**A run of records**
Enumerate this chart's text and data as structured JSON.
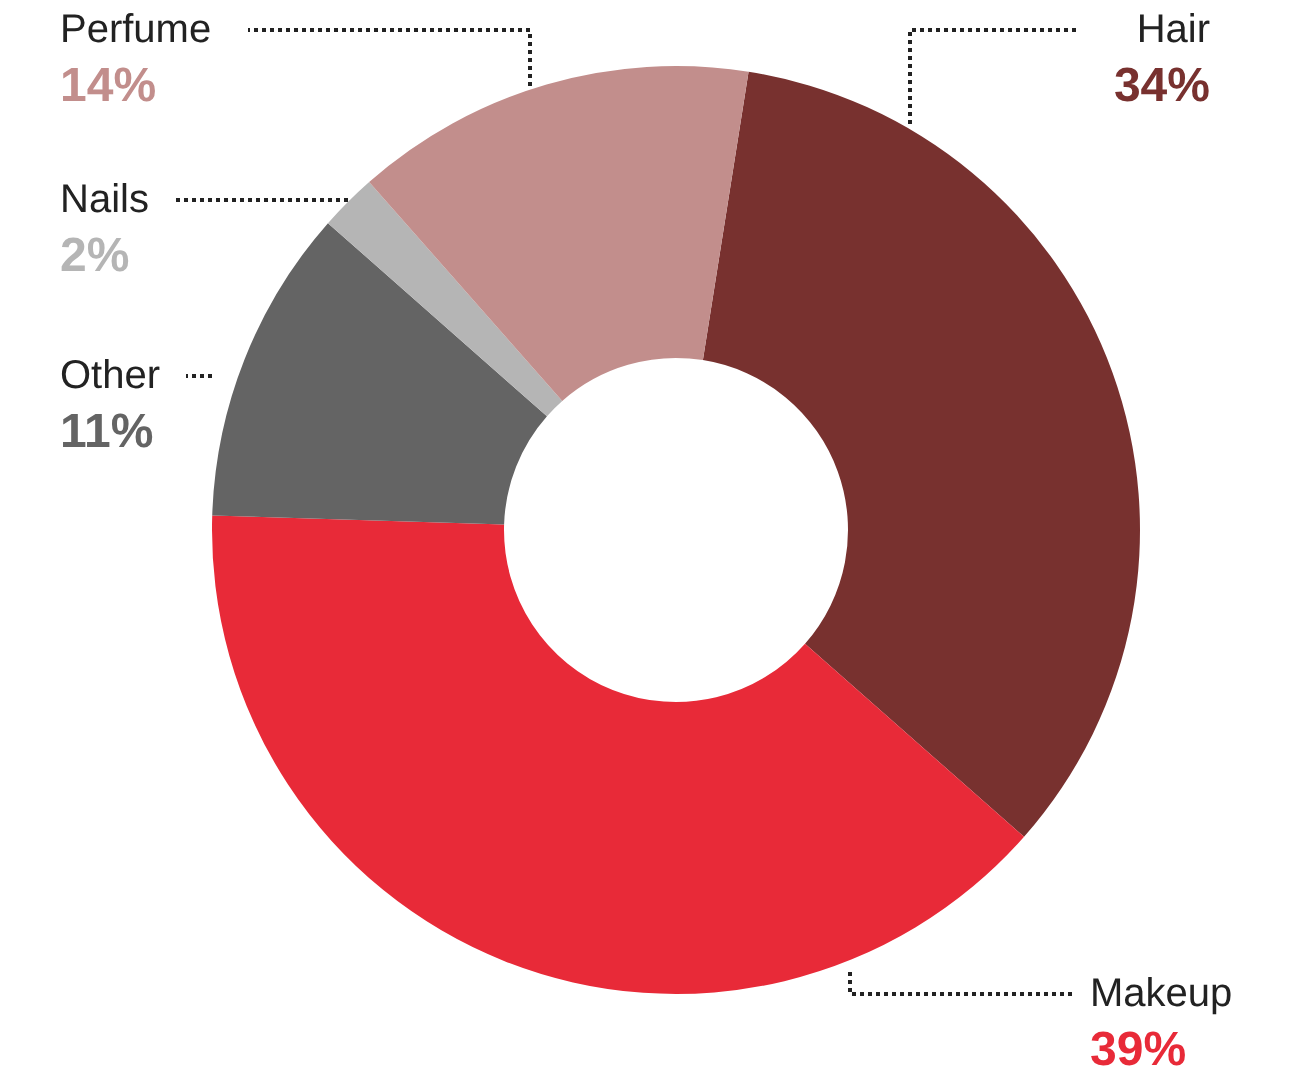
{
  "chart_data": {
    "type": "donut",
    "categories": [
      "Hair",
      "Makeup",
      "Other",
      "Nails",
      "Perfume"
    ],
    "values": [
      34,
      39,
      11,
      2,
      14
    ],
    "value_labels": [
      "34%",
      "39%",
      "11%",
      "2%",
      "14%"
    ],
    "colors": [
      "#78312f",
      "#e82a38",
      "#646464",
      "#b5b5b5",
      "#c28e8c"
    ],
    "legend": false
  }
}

**PROBLEM REQUIREMENTS**
Copy every record character for character. Skip the pictures.

**FINISHED TASK**
Enumerate this chart's text and data as structured JSON.
{
  "chart_data": {
    "type": "donut",
    "categories": [
      "Hair",
      "Makeup",
      "Other",
      "Nails",
      "Perfume"
    ],
    "values": [
      34,
      39,
      11,
      2,
      14
    ],
    "value_labels": [
      "34%",
      "39%",
      "11%",
      "2%",
      "14%"
    ],
    "colors": [
      "#78312f",
      "#e82a38",
      "#646464",
      "#b5b5b5",
      "#c28e8c"
    ],
    "legend": false
  }
}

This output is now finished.